— START RECORD SET —

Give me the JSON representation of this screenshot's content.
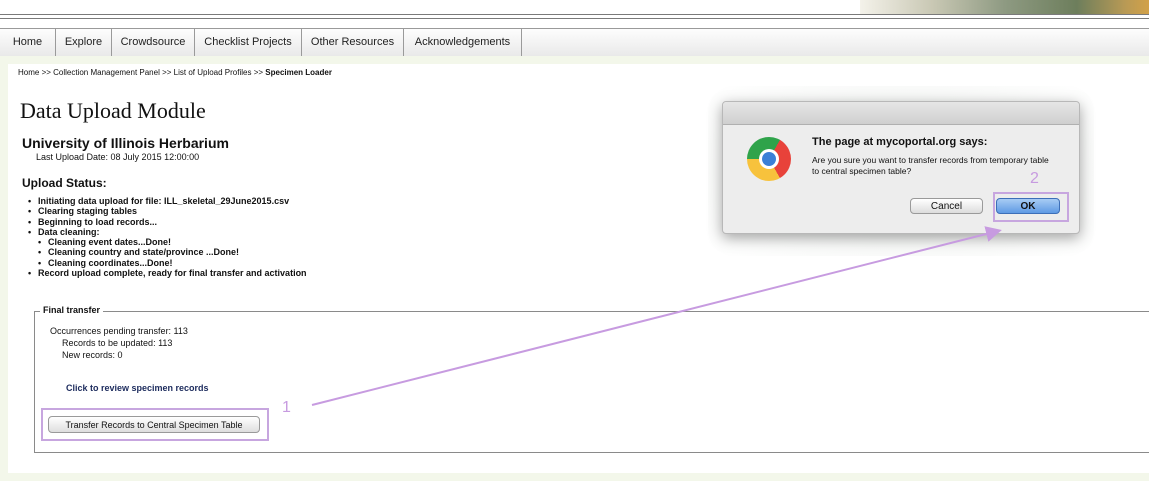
{
  "nav": {
    "items": [
      "Home",
      "Explore",
      "Crowdsource",
      "Checklist Projects",
      "Other Resources",
      "Acknowledgements"
    ]
  },
  "breadcrumb": {
    "part1": "Home >> Collection Management Panel >> List of Upload Profiles >> ",
    "current": "Specimen Loader"
  },
  "page": {
    "title": "Data Upload Module",
    "institution": "University of Illinois Herbarium",
    "last_upload": "Last Upload Date: 08 July 2015 12:00:00",
    "upload_status_heading": "Upload Status:",
    "status_items": [
      "Initiating data upload for file: ILL_skeletal_29June2015.csv",
      "Clearing staging tables",
      "Beginning to load records...",
      "Data cleaning:",
      "Cleaning event dates...Done!",
      "Cleaning country and state/province ...Done!",
      "Cleaning coordinates...Done!",
      "Record upload complete, ready for final transfer and activation"
    ]
  },
  "final_transfer": {
    "legend": "Final transfer",
    "pending": "Occurrences pending transfer: 113",
    "updated": "Records to be updated: 113",
    "new": "New records: 0",
    "review_link": "Click to review specimen records",
    "transfer_button": "Transfer Records to Central Specimen Table"
  },
  "dialog": {
    "title": "The page at mycoportal.org says:",
    "message": "Are you sure you want to transfer records from temporary table to central specimen table?",
    "cancel": "Cancel",
    "ok": "OK",
    "icon": "chrome-icon"
  },
  "annotations": {
    "step1": "1",
    "step2": "2",
    "color": "#c79be0"
  }
}
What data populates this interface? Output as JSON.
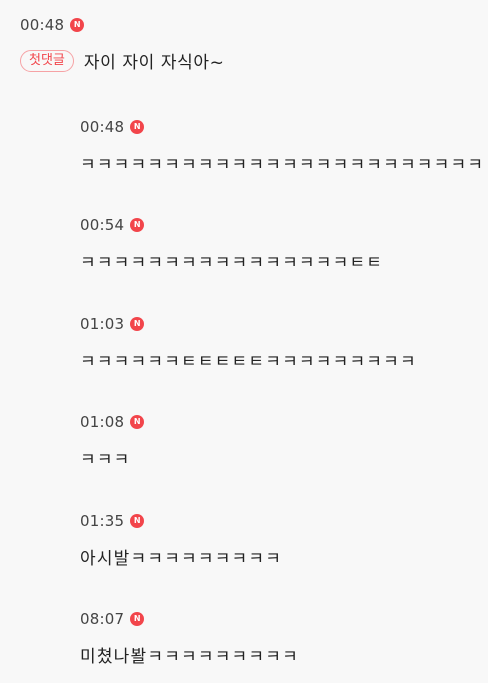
{
  "main_comment": {
    "time": "00:48",
    "new_badge": "N",
    "first_comment_tag": "첫댓글",
    "text": "자이 자이 자식아~"
  },
  "replies": [
    {
      "time": "00:48",
      "new_badge": "N",
      "text": "ㅋㅋㅋㅋㅋㅋㅋㅋㅋㅋㅋㅋㅋㅋㅋㅋㅋㅋㅋㅋㅋㅋㅋㅋ"
    },
    {
      "time": "00:54",
      "new_badge": "N",
      "text": "ㅋㅋㅋㅋㅋㅋㅋㅋㅋㅋㅋㅋㅋㅋㅋㅋㅌㅌ"
    },
    {
      "time": "01:03",
      "new_badge": "N",
      "text": "ㅋㅋㅋㅋㅋㅋㅌㅌㅌㅌㅌㅋㅋㅋㅋㅋㅋㅋㅋㅋ"
    },
    {
      "time": "01:08",
      "new_badge": "N",
      "text": "ㅋㅋㅋ"
    },
    {
      "time": "01:35",
      "new_badge": "N",
      "text": "아시발ㅋㅋㅋㅋㅋㅋㅋㅋㅋ"
    },
    {
      "time": "08:07",
      "new_badge": "N",
      "text": "미쳤나봘ㅋㅋㅋㅋㅋㅋㅋㅋㅋ"
    }
  ]
}
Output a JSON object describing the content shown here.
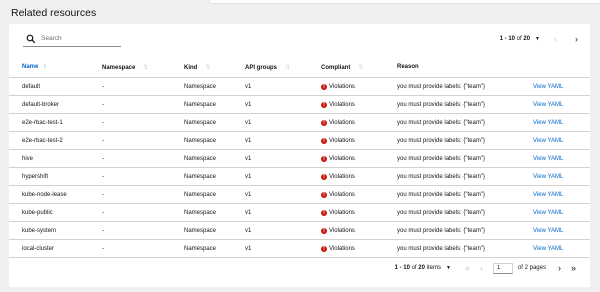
{
  "title": "Related resources",
  "search": {
    "placeholder": "Search",
    "value": ""
  },
  "pagination_top": {
    "range": "1 - 10",
    "of_label": "of",
    "total": "20"
  },
  "columns": [
    {
      "label": "Name",
      "sorted": true
    },
    {
      "label": "Namespace",
      "sorted": false
    },
    {
      "label": "Kind",
      "sorted": false
    },
    {
      "label": "API groups",
      "sorted": false
    },
    {
      "label": "Compliant",
      "sorted": false
    },
    {
      "label": "Reason",
      "sorted": false
    },
    {
      "label": "",
      "sorted": false
    }
  ],
  "rows": [
    {
      "name": "default",
      "namespace": "-",
      "kind": "Namespace",
      "api_groups": "v1",
      "compliant": "Violations",
      "reason": "you must provide labels: {\"team\"}",
      "action": "View YAML"
    },
    {
      "name": "default-broker",
      "namespace": "-",
      "kind": "Namespace",
      "api_groups": "v1",
      "compliant": "Violations",
      "reason": "you must provide labels: {\"team\"}",
      "action": "View YAML"
    },
    {
      "name": "e2e-rbac-test-1",
      "namespace": "-",
      "kind": "Namespace",
      "api_groups": "v1",
      "compliant": "Violations",
      "reason": "you must provide labels: {\"team\"}",
      "action": "View YAML"
    },
    {
      "name": "e2e-rbac-test-2",
      "namespace": "-",
      "kind": "Namespace",
      "api_groups": "v1",
      "compliant": "Violations",
      "reason": "you must provide labels: {\"team\"}",
      "action": "View YAML"
    },
    {
      "name": "hive",
      "namespace": "-",
      "kind": "Namespace",
      "api_groups": "v1",
      "compliant": "Violations",
      "reason": "you must provide labels: {\"team\"}",
      "action": "View YAML"
    },
    {
      "name": "hypershift",
      "namespace": "-",
      "kind": "Namespace",
      "api_groups": "v1",
      "compliant": "Violations",
      "reason": "you must provide labels: {\"team\"}",
      "action": "View YAML"
    },
    {
      "name": "kube-node-lease",
      "namespace": "-",
      "kind": "Namespace",
      "api_groups": "v1",
      "compliant": "Violations",
      "reason": "you must provide labels: {\"team\"}",
      "action": "View YAML"
    },
    {
      "name": "kube-public",
      "namespace": "-",
      "kind": "Namespace",
      "api_groups": "v1",
      "compliant": "Violations",
      "reason": "you must provide labels: {\"team\"}",
      "action": "View YAML"
    },
    {
      "name": "kube-system",
      "namespace": "-",
      "kind": "Namespace",
      "api_groups": "v1",
      "compliant": "Violations",
      "reason": "you must provide labels: {\"team\"}",
      "action": "View YAML"
    },
    {
      "name": "local-cluster",
      "namespace": "-",
      "kind": "Namespace",
      "api_groups": "v1",
      "compliant": "Violations",
      "reason": "you must provide labels: {\"team\"}",
      "action": "View YAML"
    }
  ],
  "pagination_bottom": {
    "range": "1 - 10",
    "of_label": "of",
    "total": "20",
    "items_label": "items",
    "page_value": "1",
    "of_pages": "of 2 pages"
  },
  "colors": {
    "link": "#0066cc",
    "danger": "#c9190b",
    "border": "#d2d2d2"
  },
  "icons": {
    "search": "search-icon",
    "sort_up": "arrow-up-icon",
    "sort": "sort-icon",
    "violation": "exclamation-circle-icon"
  }
}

— END RECORD SET —

TASK DIRECTIONS ->
Go through the records. Copy each line where "content" appears.

SOLUTION FOR THIS PROBLEM ->
Give me the JSON representation of this screenshot's content.
Output a JSON object describing the content shown here.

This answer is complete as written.